• GOAL
Tally up the lines carrying the string "text" and respond with only the resulting number.

• RECORD EXTRACTS
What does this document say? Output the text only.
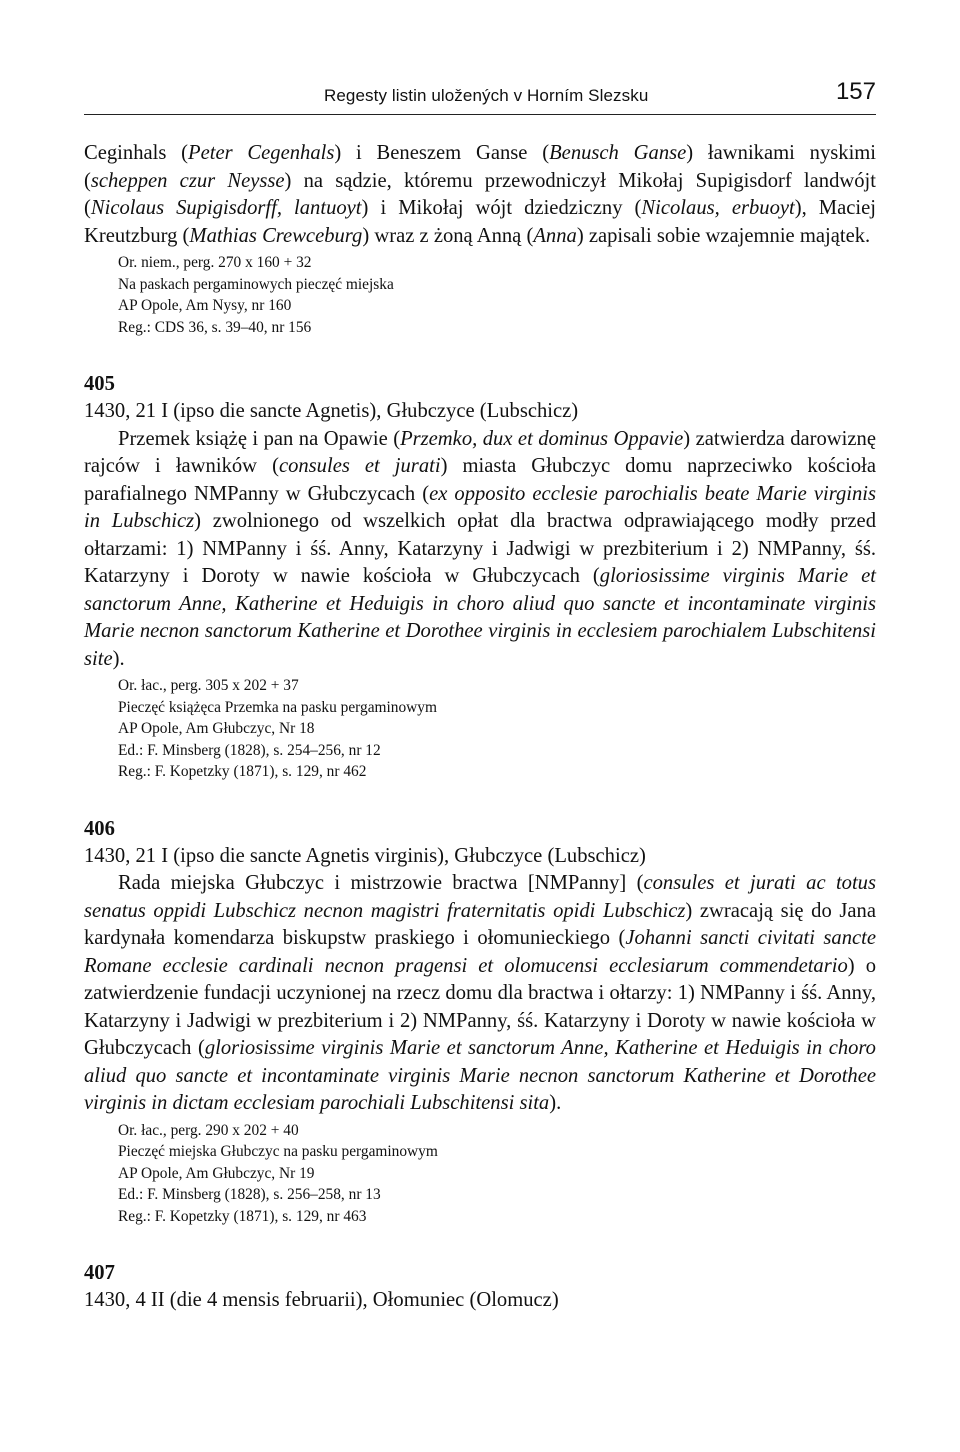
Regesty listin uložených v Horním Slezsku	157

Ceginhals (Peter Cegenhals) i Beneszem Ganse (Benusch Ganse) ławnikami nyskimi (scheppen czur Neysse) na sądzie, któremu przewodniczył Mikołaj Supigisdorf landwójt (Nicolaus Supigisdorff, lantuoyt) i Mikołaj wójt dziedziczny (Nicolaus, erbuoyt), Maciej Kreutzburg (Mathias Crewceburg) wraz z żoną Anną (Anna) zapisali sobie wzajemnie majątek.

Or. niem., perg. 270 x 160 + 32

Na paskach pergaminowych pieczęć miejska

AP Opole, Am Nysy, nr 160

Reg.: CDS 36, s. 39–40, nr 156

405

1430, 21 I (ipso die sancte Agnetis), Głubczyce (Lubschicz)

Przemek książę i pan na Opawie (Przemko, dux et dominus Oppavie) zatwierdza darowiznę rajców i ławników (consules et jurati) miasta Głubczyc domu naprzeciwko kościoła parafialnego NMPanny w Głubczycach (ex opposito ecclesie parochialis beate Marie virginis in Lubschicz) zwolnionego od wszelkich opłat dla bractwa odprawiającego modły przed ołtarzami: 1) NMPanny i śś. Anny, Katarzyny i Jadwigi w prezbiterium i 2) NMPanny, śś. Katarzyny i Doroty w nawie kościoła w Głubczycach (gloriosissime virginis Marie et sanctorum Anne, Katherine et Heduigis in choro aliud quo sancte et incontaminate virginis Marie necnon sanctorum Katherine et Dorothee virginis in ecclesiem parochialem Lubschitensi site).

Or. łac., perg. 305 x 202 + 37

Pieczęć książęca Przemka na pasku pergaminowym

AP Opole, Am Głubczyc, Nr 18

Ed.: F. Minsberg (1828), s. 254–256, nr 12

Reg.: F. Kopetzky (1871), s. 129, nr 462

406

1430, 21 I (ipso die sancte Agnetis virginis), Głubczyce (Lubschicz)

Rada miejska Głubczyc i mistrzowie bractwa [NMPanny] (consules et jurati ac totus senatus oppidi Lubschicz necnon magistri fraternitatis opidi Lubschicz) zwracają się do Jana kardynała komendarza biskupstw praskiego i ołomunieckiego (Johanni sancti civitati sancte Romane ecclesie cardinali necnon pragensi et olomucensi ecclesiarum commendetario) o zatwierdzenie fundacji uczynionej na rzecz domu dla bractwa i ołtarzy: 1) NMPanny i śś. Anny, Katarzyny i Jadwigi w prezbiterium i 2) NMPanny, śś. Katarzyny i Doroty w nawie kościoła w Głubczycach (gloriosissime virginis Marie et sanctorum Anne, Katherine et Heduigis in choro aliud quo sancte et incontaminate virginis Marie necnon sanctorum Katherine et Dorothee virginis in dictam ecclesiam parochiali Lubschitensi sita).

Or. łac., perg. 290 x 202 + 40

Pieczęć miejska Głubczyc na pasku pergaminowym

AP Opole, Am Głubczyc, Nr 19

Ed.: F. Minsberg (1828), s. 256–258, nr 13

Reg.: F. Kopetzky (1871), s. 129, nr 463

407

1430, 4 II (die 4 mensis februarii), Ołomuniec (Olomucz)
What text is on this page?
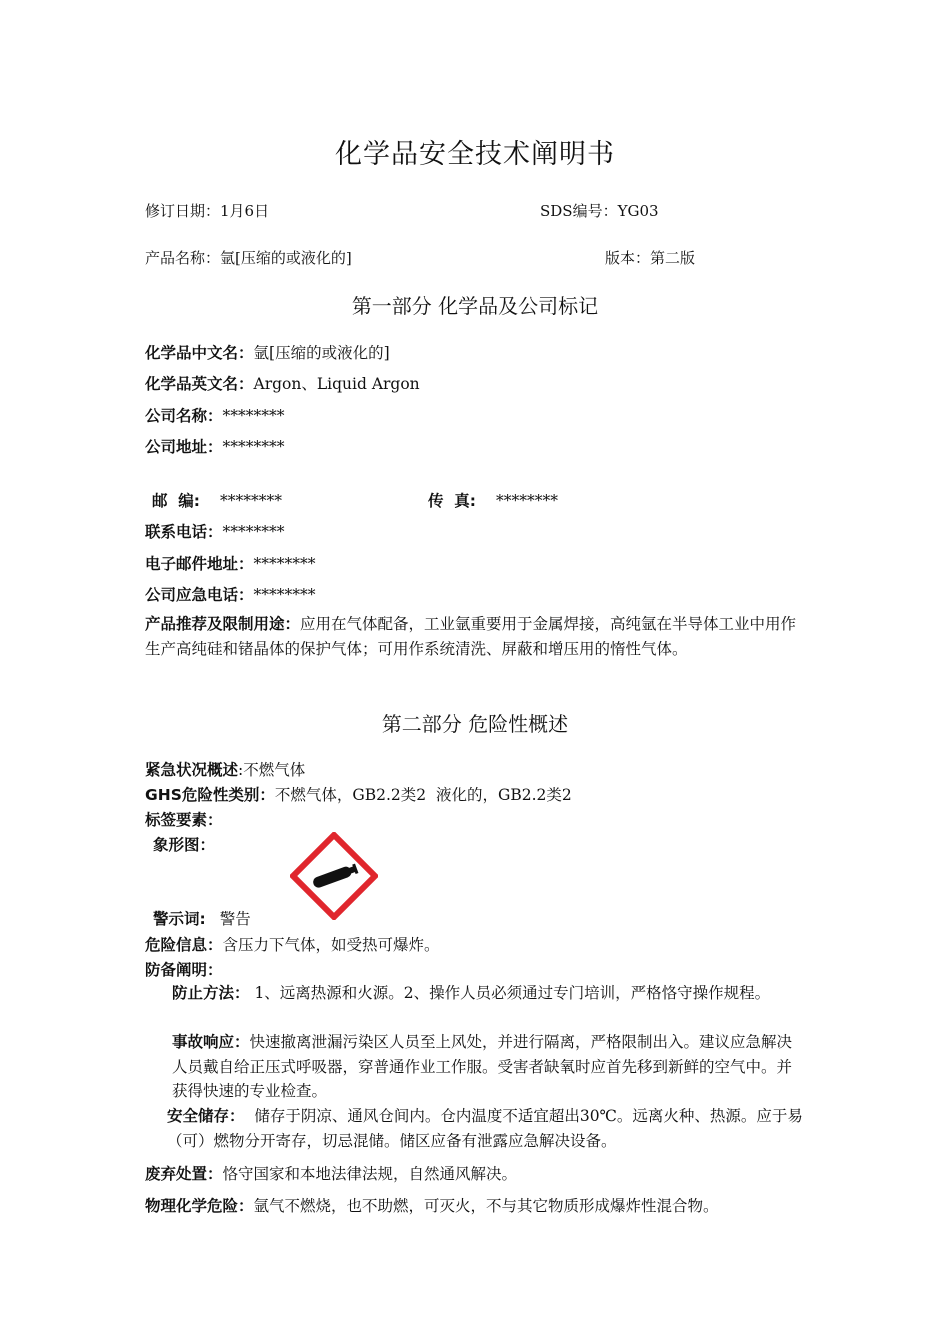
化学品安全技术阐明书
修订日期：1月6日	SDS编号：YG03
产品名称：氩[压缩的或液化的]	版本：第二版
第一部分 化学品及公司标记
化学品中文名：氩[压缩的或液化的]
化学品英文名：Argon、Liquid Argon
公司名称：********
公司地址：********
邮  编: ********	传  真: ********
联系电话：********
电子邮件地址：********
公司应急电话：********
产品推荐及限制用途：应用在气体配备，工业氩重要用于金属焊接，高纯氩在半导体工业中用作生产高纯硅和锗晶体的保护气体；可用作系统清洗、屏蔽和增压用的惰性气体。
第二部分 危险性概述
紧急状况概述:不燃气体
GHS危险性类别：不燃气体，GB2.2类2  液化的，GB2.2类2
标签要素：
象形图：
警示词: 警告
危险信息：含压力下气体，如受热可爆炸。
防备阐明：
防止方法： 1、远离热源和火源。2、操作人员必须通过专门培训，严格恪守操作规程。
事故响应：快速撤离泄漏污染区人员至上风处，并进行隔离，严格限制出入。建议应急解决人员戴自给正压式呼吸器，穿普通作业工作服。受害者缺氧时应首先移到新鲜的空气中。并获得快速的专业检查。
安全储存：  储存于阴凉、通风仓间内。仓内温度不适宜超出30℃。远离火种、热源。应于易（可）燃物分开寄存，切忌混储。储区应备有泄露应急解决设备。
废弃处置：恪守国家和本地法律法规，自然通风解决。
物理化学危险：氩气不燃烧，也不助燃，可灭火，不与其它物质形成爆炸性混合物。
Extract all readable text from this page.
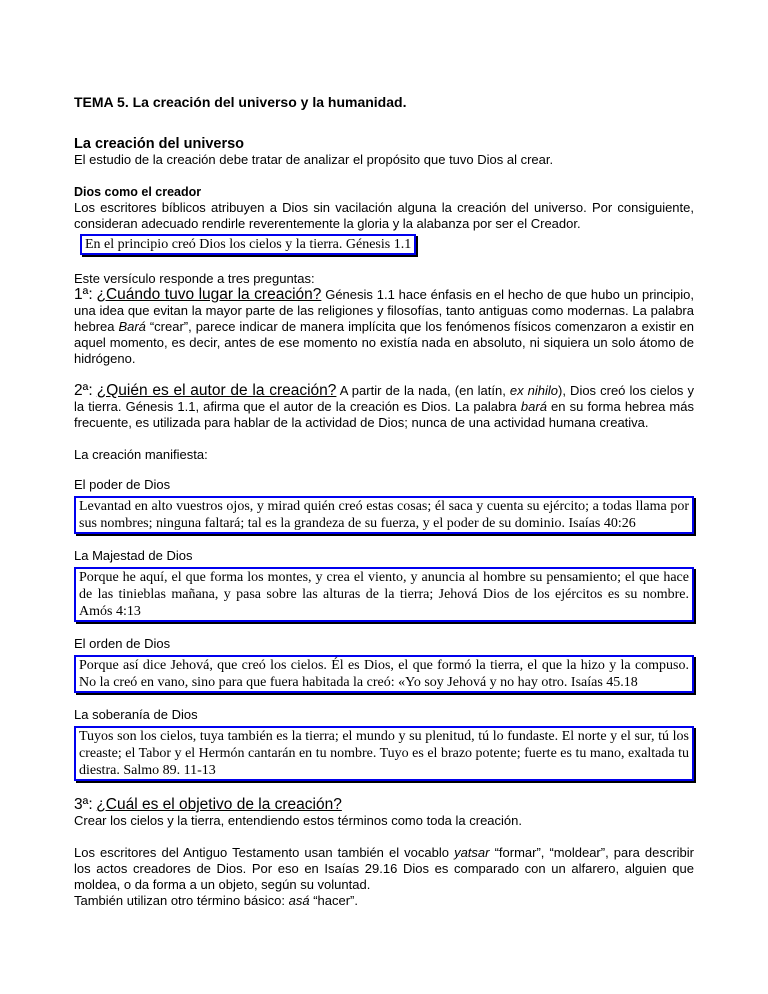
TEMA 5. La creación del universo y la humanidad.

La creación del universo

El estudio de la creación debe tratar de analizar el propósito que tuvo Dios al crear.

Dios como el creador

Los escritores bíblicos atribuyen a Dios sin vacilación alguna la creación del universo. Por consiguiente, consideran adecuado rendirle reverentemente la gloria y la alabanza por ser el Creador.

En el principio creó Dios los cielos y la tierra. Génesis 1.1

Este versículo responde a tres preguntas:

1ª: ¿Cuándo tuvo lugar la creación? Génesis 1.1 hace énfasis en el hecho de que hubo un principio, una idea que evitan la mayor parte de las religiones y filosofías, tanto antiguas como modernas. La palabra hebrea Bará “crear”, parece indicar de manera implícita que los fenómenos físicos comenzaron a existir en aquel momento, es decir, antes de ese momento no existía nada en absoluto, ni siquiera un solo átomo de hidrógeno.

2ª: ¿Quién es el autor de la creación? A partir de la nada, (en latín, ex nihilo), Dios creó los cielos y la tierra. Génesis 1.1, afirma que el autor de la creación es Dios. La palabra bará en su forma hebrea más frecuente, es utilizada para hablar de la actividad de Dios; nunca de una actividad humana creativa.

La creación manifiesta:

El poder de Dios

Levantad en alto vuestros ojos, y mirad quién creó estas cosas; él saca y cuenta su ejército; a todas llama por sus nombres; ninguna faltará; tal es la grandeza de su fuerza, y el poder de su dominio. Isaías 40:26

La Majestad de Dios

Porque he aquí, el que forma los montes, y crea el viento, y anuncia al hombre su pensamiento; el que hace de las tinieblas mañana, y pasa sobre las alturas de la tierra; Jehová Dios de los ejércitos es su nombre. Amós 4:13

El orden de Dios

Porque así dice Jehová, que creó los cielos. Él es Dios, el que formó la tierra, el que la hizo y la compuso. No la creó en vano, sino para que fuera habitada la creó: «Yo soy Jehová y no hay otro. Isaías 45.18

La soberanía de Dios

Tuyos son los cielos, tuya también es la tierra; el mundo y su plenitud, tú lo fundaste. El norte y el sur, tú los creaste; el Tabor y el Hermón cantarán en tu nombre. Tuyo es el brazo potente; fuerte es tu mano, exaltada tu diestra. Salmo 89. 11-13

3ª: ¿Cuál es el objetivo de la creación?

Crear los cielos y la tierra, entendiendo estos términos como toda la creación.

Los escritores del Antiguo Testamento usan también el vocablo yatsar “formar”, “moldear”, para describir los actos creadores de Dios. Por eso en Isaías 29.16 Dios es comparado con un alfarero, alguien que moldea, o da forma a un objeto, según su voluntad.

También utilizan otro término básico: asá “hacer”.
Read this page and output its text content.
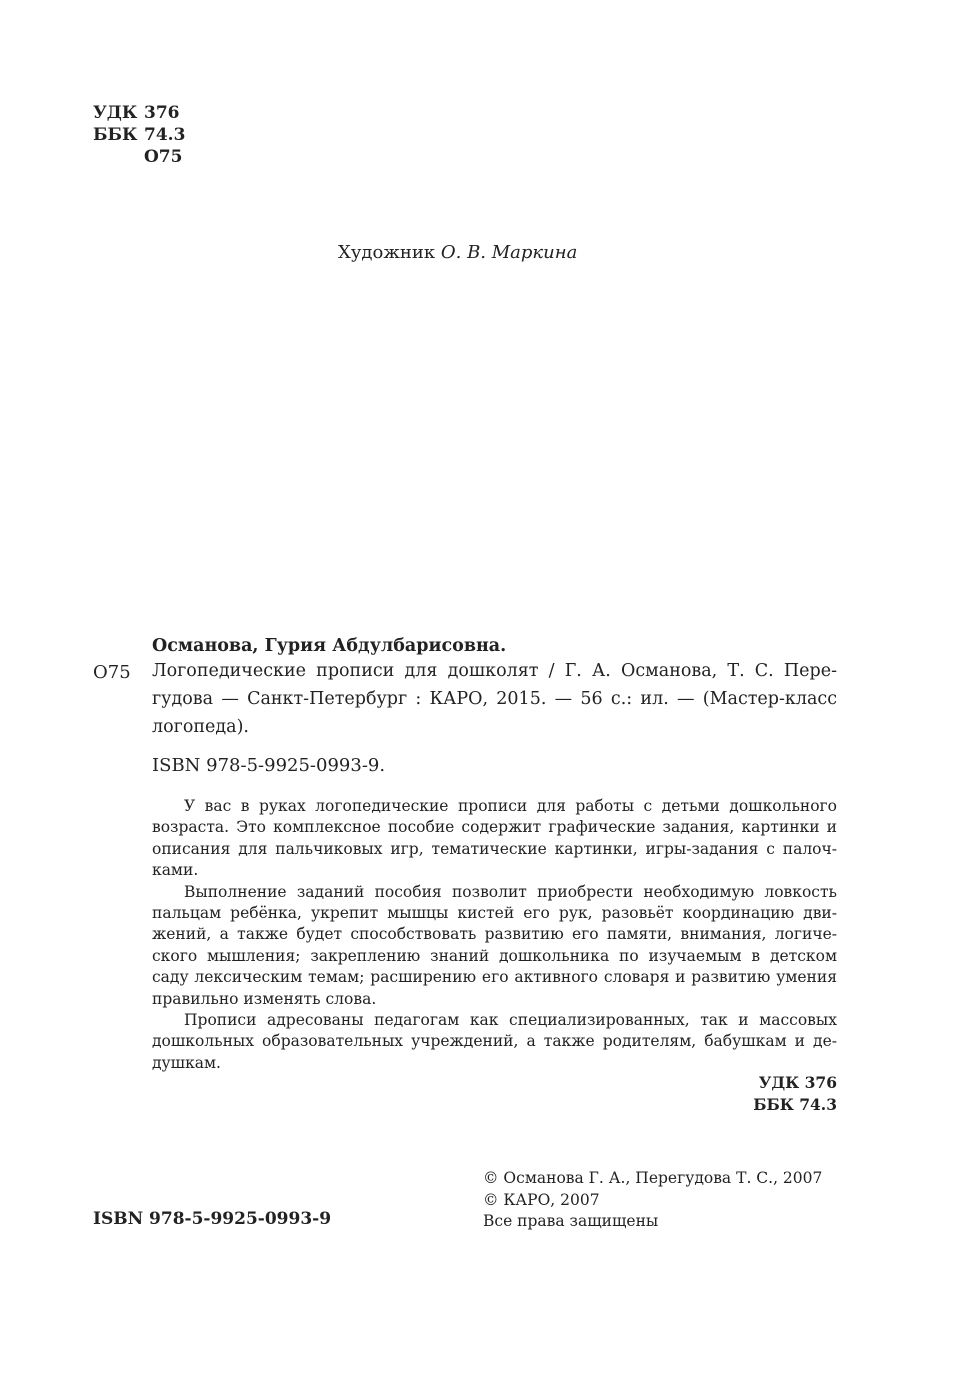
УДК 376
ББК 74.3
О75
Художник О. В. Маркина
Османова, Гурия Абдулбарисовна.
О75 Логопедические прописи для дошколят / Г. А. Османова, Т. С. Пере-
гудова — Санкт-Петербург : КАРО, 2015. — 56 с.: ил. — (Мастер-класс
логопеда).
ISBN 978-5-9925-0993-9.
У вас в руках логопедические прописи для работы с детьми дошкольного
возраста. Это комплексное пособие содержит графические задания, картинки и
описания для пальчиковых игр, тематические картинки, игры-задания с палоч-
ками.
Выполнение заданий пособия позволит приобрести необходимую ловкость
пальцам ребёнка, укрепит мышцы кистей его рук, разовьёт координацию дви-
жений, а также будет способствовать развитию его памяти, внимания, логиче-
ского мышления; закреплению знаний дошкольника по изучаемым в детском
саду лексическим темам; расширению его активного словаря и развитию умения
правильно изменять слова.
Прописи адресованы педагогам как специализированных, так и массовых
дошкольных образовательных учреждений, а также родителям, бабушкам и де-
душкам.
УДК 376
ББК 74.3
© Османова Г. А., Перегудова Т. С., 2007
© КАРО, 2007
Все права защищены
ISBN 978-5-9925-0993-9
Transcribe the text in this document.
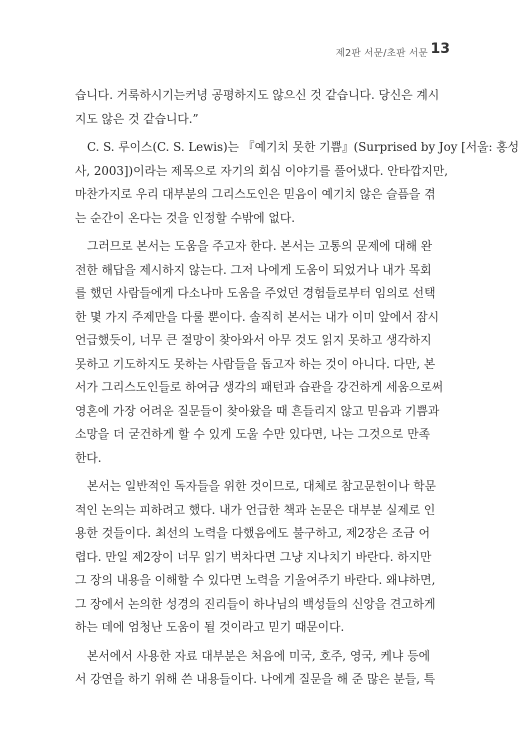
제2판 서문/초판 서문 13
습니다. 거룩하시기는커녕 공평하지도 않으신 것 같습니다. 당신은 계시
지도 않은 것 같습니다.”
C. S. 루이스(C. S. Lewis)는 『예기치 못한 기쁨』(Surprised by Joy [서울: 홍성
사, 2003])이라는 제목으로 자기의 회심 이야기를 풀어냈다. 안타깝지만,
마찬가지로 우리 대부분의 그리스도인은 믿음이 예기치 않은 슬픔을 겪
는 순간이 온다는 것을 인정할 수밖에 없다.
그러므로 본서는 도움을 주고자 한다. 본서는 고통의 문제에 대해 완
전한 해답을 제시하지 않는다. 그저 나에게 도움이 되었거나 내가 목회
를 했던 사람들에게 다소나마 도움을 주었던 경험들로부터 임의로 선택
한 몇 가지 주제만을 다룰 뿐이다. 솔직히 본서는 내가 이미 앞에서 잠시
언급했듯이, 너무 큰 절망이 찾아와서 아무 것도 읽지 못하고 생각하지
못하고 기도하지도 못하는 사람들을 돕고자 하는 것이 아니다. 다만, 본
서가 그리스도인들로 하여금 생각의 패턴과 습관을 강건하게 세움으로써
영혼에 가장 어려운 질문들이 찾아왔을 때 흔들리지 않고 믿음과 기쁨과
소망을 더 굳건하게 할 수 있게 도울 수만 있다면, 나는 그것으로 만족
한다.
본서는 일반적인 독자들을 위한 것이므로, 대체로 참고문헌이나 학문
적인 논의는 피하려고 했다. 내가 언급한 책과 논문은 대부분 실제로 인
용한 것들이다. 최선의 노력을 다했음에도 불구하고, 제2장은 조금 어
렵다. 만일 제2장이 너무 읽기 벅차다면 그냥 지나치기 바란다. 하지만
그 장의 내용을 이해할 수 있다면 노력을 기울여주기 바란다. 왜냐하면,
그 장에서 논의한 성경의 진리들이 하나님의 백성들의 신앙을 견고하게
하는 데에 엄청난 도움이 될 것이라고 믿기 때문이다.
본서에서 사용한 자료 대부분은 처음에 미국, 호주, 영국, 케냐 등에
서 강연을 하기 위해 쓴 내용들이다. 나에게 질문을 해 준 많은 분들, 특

• EXERCISE RESULT
5